[REQUEST] Extract every entry word for word. Skip the pictures.

Data records:
— begin —
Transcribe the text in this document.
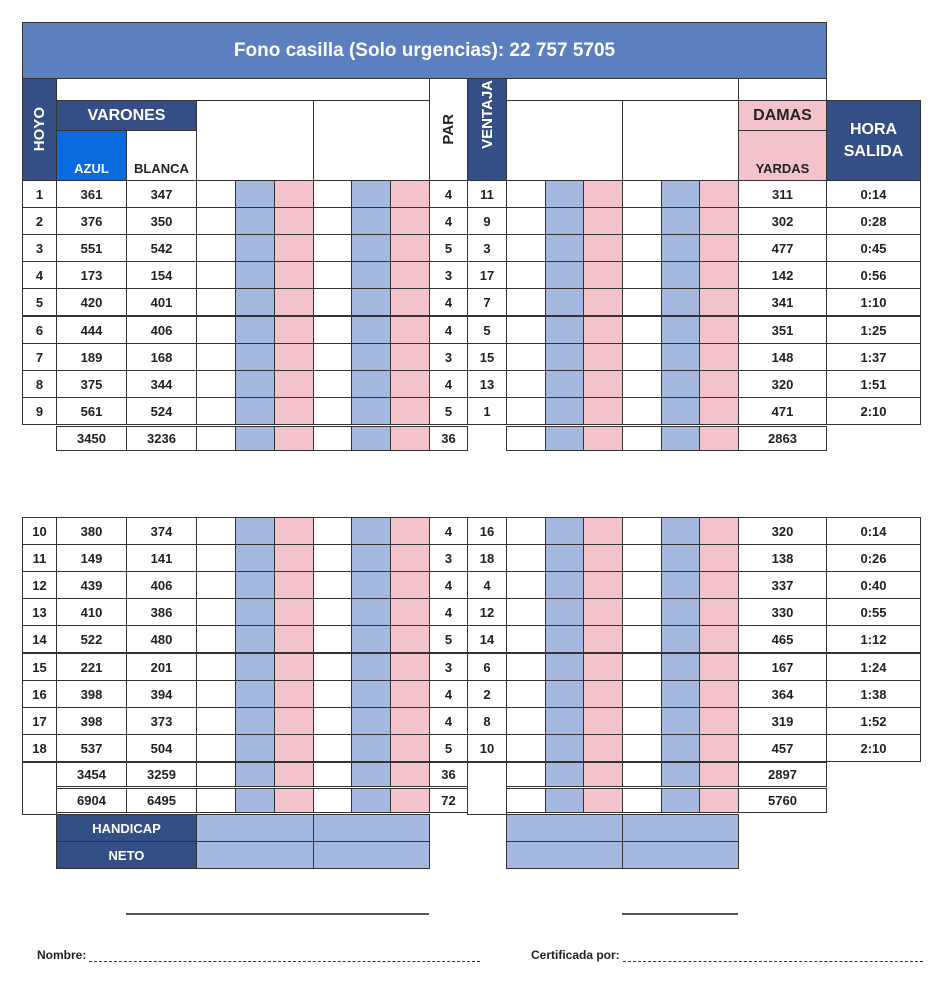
Fono casilla (Solo urgencias): 22 757 5705
HOYO	VARONES
AZUL BLANCA
PAR VENTAJA	DAMAS
YARDAS
HORA SALIDA
1	361	347	4	11	311	0:14
2	376	350	4	9	302	0:28
3	551	542	5	3	477	0:45
4	173	154	3	17	142	0:56
5	420	401	4	7	341	1:10
6	444	406	4	5	351	1:25
7	189	168	3	15	148	1:37
8	375	344	4	13	320	1:51
9	561	524	5	1	471	2:10
3450	3236	36	2863
10	380	374	4	16	320	0:14
11	149	141	3	18	138	0:26
12	439	406	4	4	337	0:40
13	410	386	4	12	330	0:55
14	522	480	5	14	465	1:12
15	221	201	3	6	167	1:24
16	398	394	4	2	364	1:38
17	398	373	4	8	319	1:52
18	537	504	5	10	457	2:10
3454	3259	36	2897
6904	6495	72	5760
HANDICAP
NETO
Nombre:	Certificada por:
— end —
[FULL ANSWER]
Transcribe the text in this document.
Fono casilla (Solo urgencias): 22 757 5705
HOYO	VARONES
AZUL BLANCA
PAR VENTAJA	DAMAS
YARDAS
HORA SALIDA
1	361	347	4	11	311	0:14
2	376	350	4	9	302	0:28
3	551	542	5	3	477	0:45
4	173	154	3	17	142	0:56
5	420	401	4	7	341	1:10
6	444	406	4	5	351	1:25
7	189	168	3	15	148	1:37
8	375	344	4	13	320	1:51
9	561	524	5	1	471	2:10
3450	3236	36	2863
10	380	374	4	16	320	0:14
11	149	141	3	18	138	0:26
12	439	406	4	4	337	0:40
13	410	386	4	12	330	0:55
14	522	480	5	14	465	1:12
15	221	201	3	6	167	1:24
16	398	394	4	2	364	1:38
17	398	373	4	8	319	1:52
18	537	504	5	10	457	2:10
3454	3259	36	2897
6904	6495	72	5760
HANDICAP
NETO
Nombre:	Certificada por:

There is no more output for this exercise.